DIRECTIVE
Return each line that holds the word "waterways".

RECORD LIST
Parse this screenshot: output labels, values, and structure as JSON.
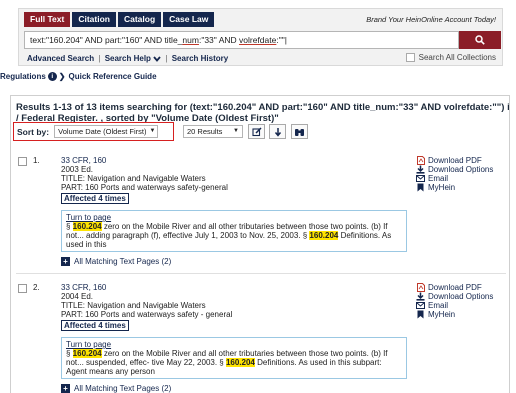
{
  "tabs": [
    "Full Text",
    "Citation",
    "Catalog",
    "Case Law"
  ],
  "brand_text": "Brand Your HeinOnline Account Today!",
  "search": {
    "query_parts": [
      "text:\"160.204\" AND part:\"160\" AND title_",
      "num",
      ":\"33\" AND ",
      "volrefdate",
      ":\"\"|"
    ]
  },
  "links": {
    "advanced": "Advanced Search",
    "help": "Search Help",
    "history": "Search History",
    "sep": "|"
  },
  "all_collections": "Search All Collections",
  "regulations_bar": {
    "label": "Regulations",
    "guide": "Quick Reference Guide"
  },
  "results": {
    "header_line1": "Results 1-13 of 13 items searching for (text:\"160.204\" AND part:\"160\" AND title_num:\"33\" AND volrefdate:\"\") in Code",
    "header_line2": "/ Federal Register. , sorted by \"Volume Date (Oldest First)\"",
    "sort_label": "Sort by:",
    "sort_value": "Volume Date (Oldest First)",
    "per_page": "20 Results",
    "items": [
      {
        "number": "1.",
        "citation": "33 CFR, 160",
        "edition": "2003 Ed.",
        "title": "TITLE: Navigation and Navigable Waters",
        "part": "PART: 160 Ports and waterways safety-general",
        "affected": "Affected 4 times",
        "turn_to_page": "Turn to page",
        "snip_pre": "§ ",
        "snip_hl1": "160.204",
        "snip_mid": " zero on the Mobile River and all other tributaries between those two points. (b) If not... adding paragraph (f), effective July 1, 2003 to Nov. 25, 2003. § ",
        "snip_hl2": "160.204",
        "snip_post": " Definitions. As used in this",
        "all_matching": "All Matching Text Pages (2)"
      },
      {
        "number": "2.",
        "citation": "33 CFR, 160",
        "edition": "2004 Ed.",
        "title": "TITLE: Navigation and Navigable Waters",
        "part": "PART: 160 Ports and waterways safety - general",
        "affected": "Affected 4 times",
        "turn_to_page": "Turn to page",
        "snip_pre": "§ ",
        "snip_hl1": "160.204",
        "snip_mid": " zero on the Mobile River and all other tributaries between those two points. (b) If not... suspended, effec- tive May 22, 2003. § ",
        "snip_hl2": "160.204",
        "snip_post": " Definitions. As used in this subpart: Agent means any person",
        "all_matching": "All Matching Text Pages (2)"
      }
    ],
    "actions": {
      "download_pdf": "Download PDF",
      "download_options": "Download Options",
      "email": "Email",
      "myhein": "MyHein"
    }
  },
  "colors": {
    "navy": "#14264d",
    "maroon": "#8b1d27",
    "pdf_red": "#c0392b",
    "highlight": "#ffe400",
    "sort_border": "#d62020"
  }
}
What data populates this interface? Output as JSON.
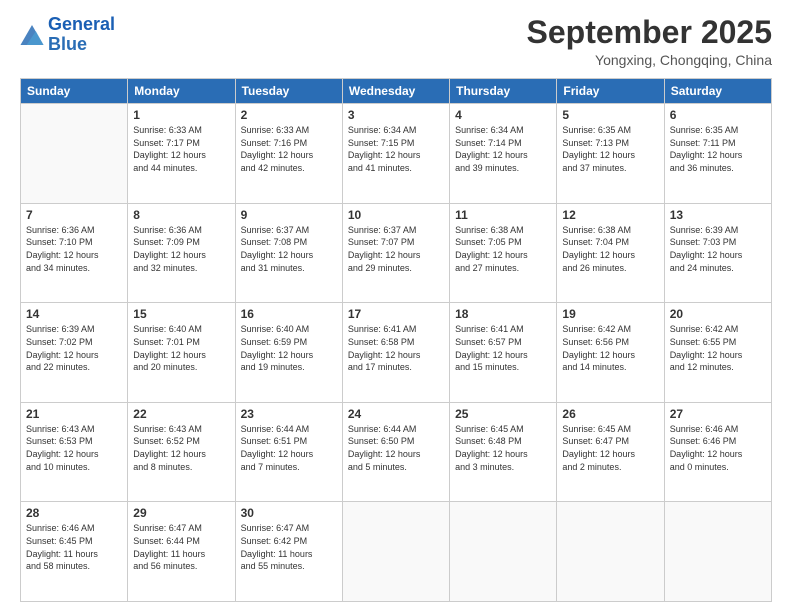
{
  "logo": {
    "line1": "General",
    "line2": "Blue"
  },
  "title": "September 2025",
  "subtitle": "Yongxing, Chongqing, China",
  "days_of_week": [
    "Sunday",
    "Monday",
    "Tuesday",
    "Wednesday",
    "Thursday",
    "Friday",
    "Saturday"
  ],
  "weeks": [
    [
      {
        "day": "",
        "info": ""
      },
      {
        "day": "1",
        "info": "Sunrise: 6:33 AM\nSunset: 7:17 PM\nDaylight: 12 hours\nand 44 minutes."
      },
      {
        "day": "2",
        "info": "Sunrise: 6:33 AM\nSunset: 7:16 PM\nDaylight: 12 hours\nand 42 minutes."
      },
      {
        "day": "3",
        "info": "Sunrise: 6:34 AM\nSunset: 7:15 PM\nDaylight: 12 hours\nand 41 minutes."
      },
      {
        "day": "4",
        "info": "Sunrise: 6:34 AM\nSunset: 7:14 PM\nDaylight: 12 hours\nand 39 minutes."
      },
      {
        "day": "5",
        "info": "Sunrise: 6:35 AM\nSunset: 7:13 PM\nDaylight: 12 hours\nand 37 minutes."
      },
      {
        "day": "6",
        "info": "Sunrise: 6:35 AM\nSunset: 7:11 PM\nDaylight: 12 hours\nand 36 minutes."
      }
    ],
    [
      {
        "day": "7",
        "info": "Sunrise: 6:36 AM\nSunset: 7:10 PM\nDaylight: 12 hours\nand 34 minutes."
      },
      {
        "day": "8",
        "info": "Sunrise: 6:36 AM\nSunset: 7:09 PM\nDaylight: 12 hours\nand 32 minutes."
      },
      {
        "day": "9",
        "info": "Sunrise: 6:37 AM\nSunset: 7:08 PM\nDaylight: 12 hours\nand 31 minutes."
      },
      {
        "day": "10",
        "info": "Sunrise: 6:37 AM\nSunset: 7:07 PM\nDaylight: 12 hours\nand 29 minutes."
      },
      {
        "day": "11",
        "info": "Sunrise: 6:38 AM\nSunset: 7:05 PM\nDaylight: 12 hours\nand 27 minutes."
      },
      {
        "day": "12",
        "info": "Sunrise: 6:38 AM\nSunset: 7:04 PM\nDaylight: 12 hours\nand 26 minutes."
      },
      {
        "day": "13",
        "info": "Sunrise: 6:39 AM\nSunset: 7:03 PM\nDaylight: 12 hours\nand 24 minutes."
      }
    ],
    [
      {
        "day": "14",
        "info": "Sunrise: 6:39 AM\nSunset: 7:02 PM\nDaylight: 12 hours\nand 22 minutes."
      },
      {
        "day": "15",
        "info": "Sunrise: 6:40 AM\nSunset: 7:01 PM\nDaylight: 12 hours\nand 20 minutes."
      },
      {
        "day": "16",
        "info": "Sunrise: 6:40 AM\nSunset: 6:59 PM\nDaylight: 12 hours\nand 19 minutes."
      },
      {
        "day": "17",
        "info": "Sunrise: 6:41 AM\nSunset: 6:58 PM\nDaylight: 12 hours\nand 17 minutes."
      },
      {
        "day": "18",
        "info": "Sunrise: 6:41 AM\nSunset: 6:57 PM\nDaylight: 12 hours\nand 15 minutes."
      },
      {
        "day": "19",
        "info": "Sunrise: 6:42 AM\nSunset: 6:56 PM\nDaylight: 12 hours\nand 14 minutes."
      },
      {
        "day": "20",
        "info": "Sunrise: 6:42 AM\nSunset: 6:55 PM\nDaylight: 12 hours\nand 12 minutes."
      }
    ],
    [
      {
        "day": "21",
        "info": "Sunrise: 6:43 AM\nSunset: 6:53 PM\nDaylight: 12 hours\nand 10 minutes."
      },
      {
        "day": "22",
        "info": "Sunrise: 6:43 AM\nSunset: 6:52 PM\nDaylight: 12 hours\nand 8 minutes."
      },
      {
        "day": "23",
        "info": "Sunrise: 6:44 AM\nSunset: 6:51 PM\nDaylight: 12 hours\nand 7 minutes."
      },
      {
        "day": "24",
        "info": "Sunrise: 6:44 AM\nSunset: 6:50 PM\nDaylight: 12 hours\nand 5 minutes."
      },
      {
        "day": "25",
        "info": "Sunrise: 6:45 AM\nSunset: 6:48 PM\nDaylight: 12 hours\nand 3 minutes."
      },
      {
        "day": "26",
        "info": "Sunrise: 6:45 AM\nSunset: 6:47 PM\nDaylight: 12 hours\nand 2 minutes."
      },
      {
        "day": "27",
        "info": "Sunrise: 6:46 AM\nSunset: 6:46 PM\nDaylight: 12 hours\nand 0 minutes."
      }
    ],
    [
      {
        "day": "28",
        "info": "Sunrise: 6:46 AM\nSunset: 6:45 PM\nDaylight: 11 hours\nand 58 minutes."
      },
      {
        "day": "29",
        "info": "Sunrise: 6:47 AM\nSunset: 6:44 PM\nDaylight: 11 hours\nand 56 minutes."
      },
      {
        "day": "30",
        "info": "Sunrise: 6:47 AM\nSunset: 6:42 PM\nDaylight: 11 hours\nand 55 minutes."
      },
      {
        "day": "",
        "info": ""
      },
      {
        "day": "",
        "info": ""
      },
      {
        "day": "",
        "info": ""
      },
      {
        "day": "",
        "info": ""
      }
    ]
  ]
}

WRITTEN ANSWER
        "part": "PART: 160 Ports and waterways safety-general",
        "part": "PART: 160 Ports and waterways safety - general",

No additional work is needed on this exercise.